-- START TASK DATA --

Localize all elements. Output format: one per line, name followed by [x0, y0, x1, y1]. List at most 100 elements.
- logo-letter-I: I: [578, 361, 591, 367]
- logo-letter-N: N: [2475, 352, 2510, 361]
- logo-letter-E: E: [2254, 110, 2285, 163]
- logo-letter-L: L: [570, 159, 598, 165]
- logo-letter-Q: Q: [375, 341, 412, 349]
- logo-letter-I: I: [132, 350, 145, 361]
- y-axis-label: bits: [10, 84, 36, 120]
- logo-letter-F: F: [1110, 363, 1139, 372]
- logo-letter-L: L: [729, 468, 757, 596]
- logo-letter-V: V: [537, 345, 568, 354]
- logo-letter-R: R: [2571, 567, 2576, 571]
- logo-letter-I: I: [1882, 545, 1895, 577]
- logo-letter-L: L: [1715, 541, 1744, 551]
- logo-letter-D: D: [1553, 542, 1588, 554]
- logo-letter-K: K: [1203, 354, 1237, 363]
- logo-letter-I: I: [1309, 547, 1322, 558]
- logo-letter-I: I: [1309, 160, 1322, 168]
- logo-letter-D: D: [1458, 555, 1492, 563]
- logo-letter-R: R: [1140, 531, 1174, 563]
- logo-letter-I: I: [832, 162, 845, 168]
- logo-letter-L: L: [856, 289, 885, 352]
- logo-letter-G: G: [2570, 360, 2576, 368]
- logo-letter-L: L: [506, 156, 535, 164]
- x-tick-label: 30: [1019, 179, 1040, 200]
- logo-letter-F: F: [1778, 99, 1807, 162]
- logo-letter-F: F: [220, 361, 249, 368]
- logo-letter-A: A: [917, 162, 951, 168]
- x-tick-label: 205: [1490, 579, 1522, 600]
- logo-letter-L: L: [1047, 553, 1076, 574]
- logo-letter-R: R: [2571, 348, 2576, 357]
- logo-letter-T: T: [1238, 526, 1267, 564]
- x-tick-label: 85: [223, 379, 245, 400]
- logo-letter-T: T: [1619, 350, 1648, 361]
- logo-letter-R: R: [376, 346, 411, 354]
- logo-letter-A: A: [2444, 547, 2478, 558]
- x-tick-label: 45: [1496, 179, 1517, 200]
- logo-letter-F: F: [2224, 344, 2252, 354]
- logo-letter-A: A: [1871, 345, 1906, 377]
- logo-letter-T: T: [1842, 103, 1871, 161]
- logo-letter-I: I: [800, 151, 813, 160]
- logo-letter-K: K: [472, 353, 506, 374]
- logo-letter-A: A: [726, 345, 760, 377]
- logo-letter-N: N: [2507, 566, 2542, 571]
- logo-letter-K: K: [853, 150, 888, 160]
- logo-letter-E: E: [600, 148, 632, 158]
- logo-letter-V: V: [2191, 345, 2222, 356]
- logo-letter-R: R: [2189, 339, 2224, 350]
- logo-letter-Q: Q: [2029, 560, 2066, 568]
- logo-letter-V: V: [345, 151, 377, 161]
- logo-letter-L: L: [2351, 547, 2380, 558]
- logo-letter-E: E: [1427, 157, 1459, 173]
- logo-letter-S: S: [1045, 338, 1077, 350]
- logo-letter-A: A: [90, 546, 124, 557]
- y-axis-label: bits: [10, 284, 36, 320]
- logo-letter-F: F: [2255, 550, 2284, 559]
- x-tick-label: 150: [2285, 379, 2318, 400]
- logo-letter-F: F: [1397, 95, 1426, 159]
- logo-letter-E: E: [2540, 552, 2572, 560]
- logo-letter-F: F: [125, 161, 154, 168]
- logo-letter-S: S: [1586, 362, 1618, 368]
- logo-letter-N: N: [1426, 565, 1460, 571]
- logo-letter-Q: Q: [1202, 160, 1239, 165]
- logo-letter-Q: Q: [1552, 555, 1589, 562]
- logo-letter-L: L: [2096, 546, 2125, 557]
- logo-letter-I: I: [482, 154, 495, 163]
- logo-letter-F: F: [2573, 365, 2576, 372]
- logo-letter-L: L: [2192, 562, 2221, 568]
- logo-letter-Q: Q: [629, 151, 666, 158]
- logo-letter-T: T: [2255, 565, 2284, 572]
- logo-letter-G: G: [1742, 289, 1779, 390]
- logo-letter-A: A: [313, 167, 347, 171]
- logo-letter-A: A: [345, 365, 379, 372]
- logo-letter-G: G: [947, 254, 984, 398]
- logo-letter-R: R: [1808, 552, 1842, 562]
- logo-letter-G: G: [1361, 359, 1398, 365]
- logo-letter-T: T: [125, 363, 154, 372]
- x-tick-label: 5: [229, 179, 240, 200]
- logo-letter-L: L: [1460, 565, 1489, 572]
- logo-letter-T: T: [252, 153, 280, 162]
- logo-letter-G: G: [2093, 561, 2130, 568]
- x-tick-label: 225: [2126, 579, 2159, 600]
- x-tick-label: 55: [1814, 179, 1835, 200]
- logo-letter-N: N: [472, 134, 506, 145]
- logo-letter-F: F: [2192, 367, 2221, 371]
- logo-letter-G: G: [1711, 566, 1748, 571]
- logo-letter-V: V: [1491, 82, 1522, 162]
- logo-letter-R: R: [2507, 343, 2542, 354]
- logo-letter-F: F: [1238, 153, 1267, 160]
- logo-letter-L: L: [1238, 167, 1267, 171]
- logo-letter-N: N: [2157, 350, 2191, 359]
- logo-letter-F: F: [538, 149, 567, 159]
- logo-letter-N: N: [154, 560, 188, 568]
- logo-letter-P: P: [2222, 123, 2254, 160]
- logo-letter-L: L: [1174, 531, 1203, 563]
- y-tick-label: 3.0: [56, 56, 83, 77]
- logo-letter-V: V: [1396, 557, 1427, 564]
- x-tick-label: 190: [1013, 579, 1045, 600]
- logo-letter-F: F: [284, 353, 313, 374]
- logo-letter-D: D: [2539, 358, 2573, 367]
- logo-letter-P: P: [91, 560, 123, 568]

-- END TASK DATA --

• REQUEST: Convert every row above into a numbered list with one line per item, and drop any blank lines.

• CORRECT RESPONSE:
1. Localize all elements. Output format: one per line, name followed by [x0, y0, x1, y1]. List at most 100 elements.
2. - logo-letter-I: I: [578, 361, 591, 367]
3. - logo-letter-N: N: [2475, 352, 2510, 361]
4. - logo-letter-E: E: [2254, 110, 2285, 163]
5. - logo-letter-L: L: [570, 159, 598, 165]
6. - logo-letter-Q: Q: [375, 341, 412, 349]
7. - logo-letter-I: I: [132, 350, 145, 361]
8. - y-axis-label: bits: [10, 84, 36, 120]
9. - logo-letter-F: F: [1110, 363, 1139, 372]
10. - logo-letter-L: L: [729, 468, 757, 596]
11. - logo-letter-V: V: [537, 345, 568, 354]
12. - logo-letter-R: R: [2571, 567, 2576, 571]
13. - logo-letter-I: I: [1882, 545, 1895, 577]
14. - logo-letter-L: L: [1715, 541, 1744, 551]
15. - logo-letter-D: D: [1553, 542, 1588, 554]
16. - logo-letter-K: K: [1203, 354, 1237, 363]
17. - logo-letter-I: I: [1309, 547, 1322, 558]
18. - logo-letter-I: I: [1309, 160, 1322, 168]
19. - logo-letter-D: D: [1458, 555, 1492, 563]
20. - logo-letter-R: R: [1140, 531, 1174, 563]
21. - logo-letter-I: I: [832, 162, 845, 168]
22. - logo-letter-L: L: [856, 289, 885, 352]
23. - logo-letter-G: G: [2570, 360, 2576, 368]
24. - logo-letter-L: L: [506, 156, 535, 164]
25. - x-tick-label: 30: [1019, 179, 1040, 200]
26. - logo-letter-F: F: [1778, 99, 1807, 162]
27. - logo-letter-F: F: [220, 361, 249, 368]
28. - logo-letter-A: A: [917, 162, 951, 168]
29. - x-tick-label: 205: [1490, 579, 1522, 600]
30. - logo-letter-L: L: [1047, 553, 1076, 574]
31. - logo-letter-R: R: [2571, 348, 2576, 357]
32. - logo-letter-T: T: [1238, 526, 1267, 564]
33. - x-tick-label: 85: [223, 379, 245, 400]
34. - logo-letter-T: T: [1619, 350, 1648, 361]
35. - logo-letter-R: R: [376, 346, 411, 354]
36. - logo-letter-A: A: [2444, 547, 2478, 558]
37. - x-tick-label: 45: [1496, 179, 1517, 200]
38. - logo-letter-F: F: [2224, 344, 2252, 354]
39. - logo-letter-A: A: [1871, 345, 1906, 377]
40. - logo-letter-T: T: [1842, 103, 1871, 161]
41. - logo-letter-I: I: [800, 151, 813, 160]
42. - logo-letter-K: K: [472, 353, 506, 374]
43. - logo-letter-A: A: [726, 345, 760, 377]
44. - logo-letter-N: N: [2507, 566, 2542, 571]
45. - logo-letter-K: K: [853, 150, 888, 160]
46. - logo-letter-E: E: [600, 148, 632, 158]
47. - logo-letter-V: V: [2191, 345, 2222, 356]
48. - logo-letter-R: R: [2189, 339, 2224, 350]
49. - logo-letter-Q: Q: [2029, 560, 2066, 568]
50. - logo-letter-V: V: [345, 151, 377, 161]
51. - logo-letter-L: L: [2351, 547, 2380, 558]
52. - logo-letter-E: E: [1427, 157, 1459, 173]
53. - logo-letter-S: S: [1045, 338, 1077, 350]
54. - logo-letter-A: A: [90, 546, 124, 557]
55. - y-axis-label: bits: [10, 284, 36, 320]
56. - logo-letter-F: F: [2255, 550, 2284, 559]
57. - x-tick-label: 150: [2285, 379, 2318, 400]
58. - logo-letter-F: F: [1397, 95, 1426, 159]
59. - logo-letter-E: E: [2540, 552, 2572, 560]
60. - logo-letter-F: F: [125, 161, 154, 168]
61. - logo-letter-S: S: [1586, 362, 1618, 368]
62. - logo-letter-N: N: [1426, 565, 1460, 571]
63. - logo-letter-Q: Q: [1202, 160, 1239, 165]
64. - logo-letter-Q: Q: [1552, 555, 1589, 562]
65. - logo-letter-L: L: [2096, 546, 2125, 557]
66. - logo-letter-I: I: [482, 154, 495, 163]
67. - logo-letter-F: F: [2573, 365, 2576, 372]
68. - logo-letter-L: L: [2192, 562, 2221, 568]
69. - logo-letter-Q: Q: [629, 151, 666, 158]
70. - logo-letter-T: T: [2255, 565, 2284, 572]
71. - logo-letter-G: G: [1742, 289, 1779, 390]
72. - logo-letter-A: A: [313, 167, 347, 171]
73. - logo-letter-A: A: [345, 365, 379, 372]
74. - logo-letter-G: G: [947, 254, 984, 398]
75. - logo-letter-R: R: [1808, 552, 1842, 562]
76. - logo-letter-G: G: [1361, 359, 1398, 365]
77. - logo-letter-T: T: [125, 363, 154, 372]
78. - x-tick-label: 5: [229, 179, 240, 200]
79. - logo-letter-L: L: [1460, 565, 1489, 572]
80. - logo-letter-T: T: [252, 153, 280, 162]
81. - logo-letter-G: G: [2093, 561, 2130, 568]
82. - x-tick-label: 225: [2126, 579, 2159, 600]
83. - x-tick-label: 55: [1814, 179, 1835, 200]
84. - logo-letter-N: N: [472, 134, 506, 145]
85. - logo-letter-F: F: [2192, 367, 2221, 371]
86. - logo-letter-G: G: [1711, 566, 1748, 571]
87. - logo-letter-V: V: [1491, 82, 1522, 162]
88. - logo-letter-R: R: [2507, 343, 2542, 354]
89. - logo-letter-F: F: [1238, 153, 1267, 160]
90. - logo-letter-L: L: [1238, 167, 1267, 171]
91. - logo-letter-N: N: [2157, 350, 2191, 359]
92. - logo-letter-F: F: [538, 149, 567, 159]
93. - logo-letter-N: N: [154, 560, 188, 568]
94. - logo-letter-P: P: [2222, 123, 2254, 160]
95. - logo-letter-L: L: [1174, 531, 1203, 563]
96. - y-tick-label: 3.0: [56, 56, 83, 77]
97. - logo-letter-V: V: [1396, 557, 1427, 564]
98. - x-tick-label: 190: [1013, 579, 1045, 600]
99. - logo-letter-F: F: [284, 353, 313, 374]
100. - logo-letter-D: D: [2539, 358, 2573, 367]
101. - logo-letter-P: P: [91, 560, 123, 568]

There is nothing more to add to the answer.